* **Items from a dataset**
-- -- --

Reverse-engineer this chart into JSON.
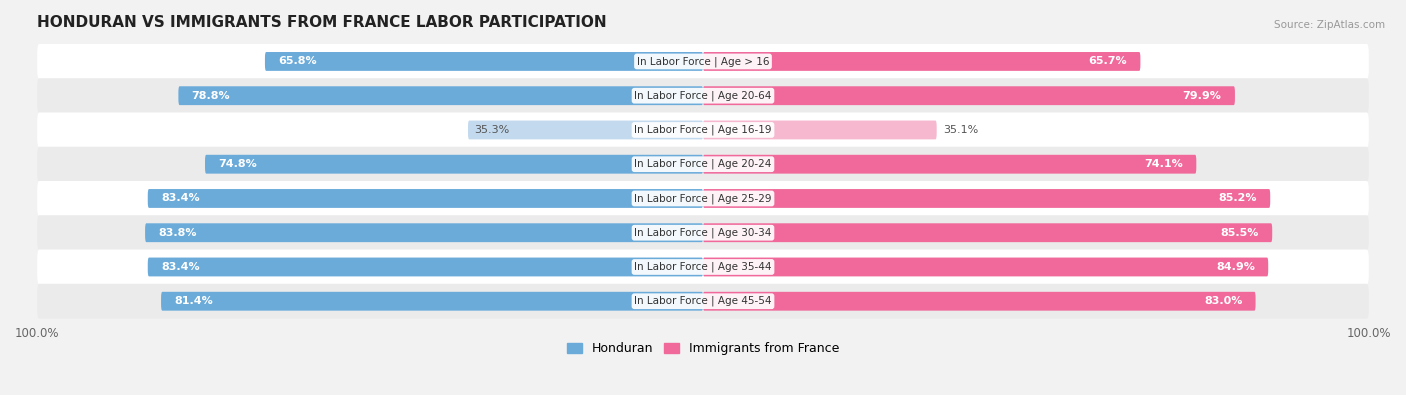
{
  "title": "HONDURAN VS IMMIGRANTS FROM FRANCE LABOR PARTICIPATION",
  "source": "Source: ZipAtlas.com",
  "categories": [
    "In Labor Force | Age > 16",
    "In Labor Force | Age 20-64",
    "In Labor Force | Age 16-19",
    "In Labor Force | Age 20-24",
    "In Labor Force | Age 25-29",
    "In Labor Force | Age 30-34",
    "In Labor Force | Age 35-44",
    "In Labor Force | Age 45-54"
  ],
  "honduran_values": [
    65.8,
    78.8,
    35.3,
    74.8,
    83.4,
    83.8,
    83.4,
    81.4
  ],
  "france_values": [
    65.7,
    79.9,
    35.1,
    74.1,
    85.2,
    85.5,
    84.9,
    83.0
  ],
  "honduran_color": "#6aabda",
  "honduran_color_light": "#c2d9ee",
  "france_color": "#f0699a",
  "france_color_light": "#f5b8ce",
  "bar_height": 0.55,
  "max_value": 100.0,
  "bg_color": "#f2f2f2",
  "row_colors": [
    "#ffffff",
    "#ebebeb"
  ],
  "title_fontsize": 11,
  "label_fontsize": 8,
  "tick_fontsize": 8.5,
  "legend_fontsize": 9,
  "cat_fontsize": 7.5
}
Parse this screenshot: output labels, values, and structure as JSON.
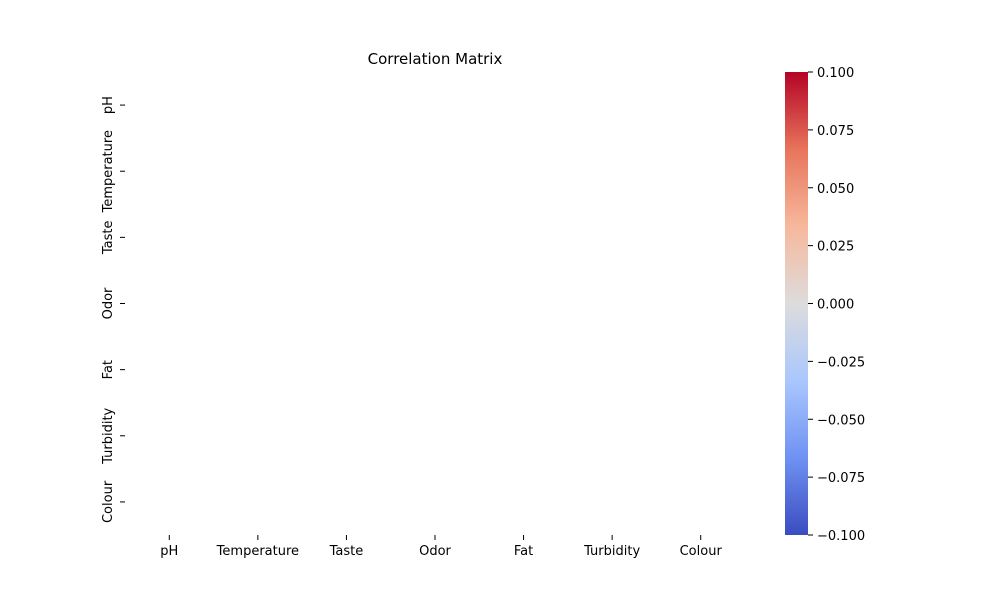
{
  "chart_data": {
    "type": "heatmap",
    "title": "Correlation Matrix",
    "x_categories": [
      "pH",
      "Temperature",
      "Taste",
      "Odor",
      "Fat",
      "Turbidity",
      "Colour"
    ],
    "y_categories": [
      "pH",
      "Temperature",
      "Taste",
      "Odor",
      "Fat",
      "Turbidity",
      "Colour"
    ],
    "values": [],
    "colormap": "coolwarm",
    "colorbar": {
      "vmin": -0.1,
      "vmax": 0.1,
      "ticks": [
        -0.1,
        -0.075,
        -0.05,
        -0.025,
        0.0,
        0.025,
        0.05,
        0.075,
        0.1
      ],
      "tick_labels": [
        "−0.100",
        "−0.075",
        "−0.050",
        "−0.025",
        "0.000",
        "0.025",
        "0.050",
        "0.075",
        "0.100"
      ],
      "colors": {
        "min": "#3b4cc0",
        "low": "#6f92f3",
        "lowmid": "#aac7fd",
        "mid": "#dddcdc",
        "highmid": "#f7b89c",
        "high": "#e7745b",
        "max": "#b40426"
      }
    },
    "grid": false
  }
}
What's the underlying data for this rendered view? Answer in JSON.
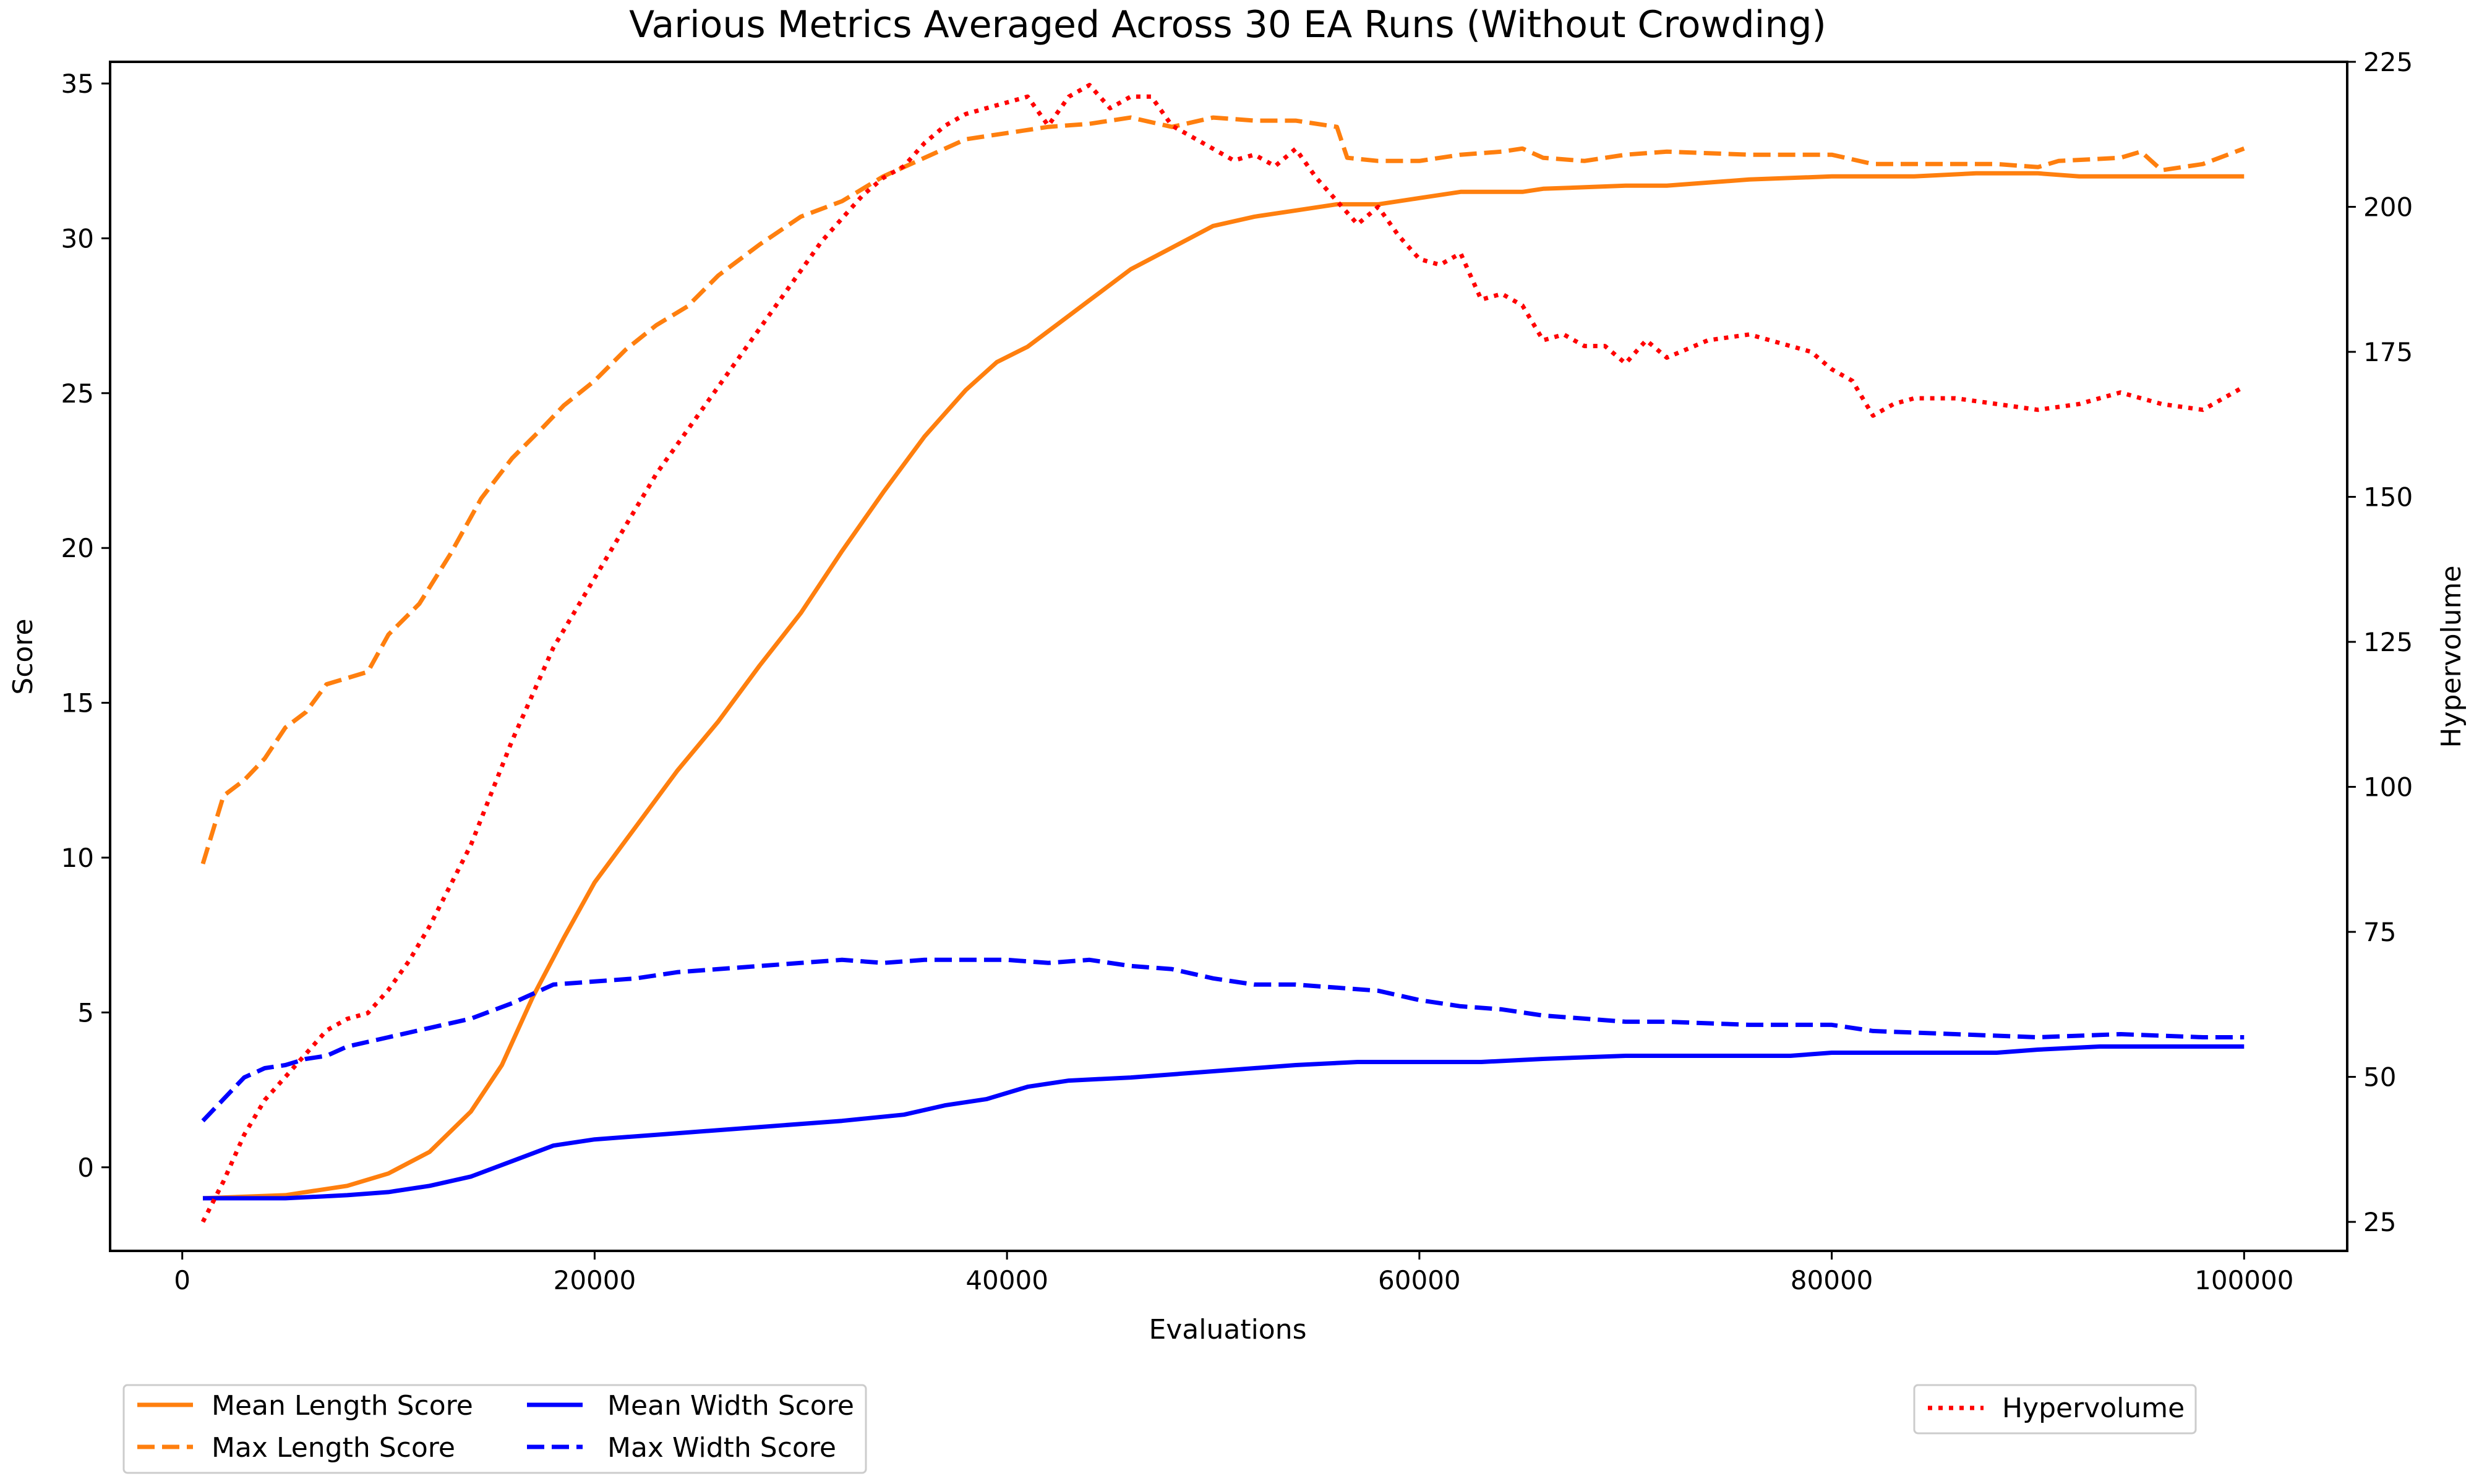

-- -- --

Take every line from the data that contains the word "Force".

* **RESULT**
    "In Labor Force | Age > 16",
    "In Labor Force | Age 20-64",
    "In Labor Force | Age 16-19",
    "In Labor Force | Age 20-24",
    "In Labor Force | Age 25-29",
    "In Labor Force | Age 30-34",
    "In Labor Force | Age 35-44",
    "In Labor Force | Age 45-54"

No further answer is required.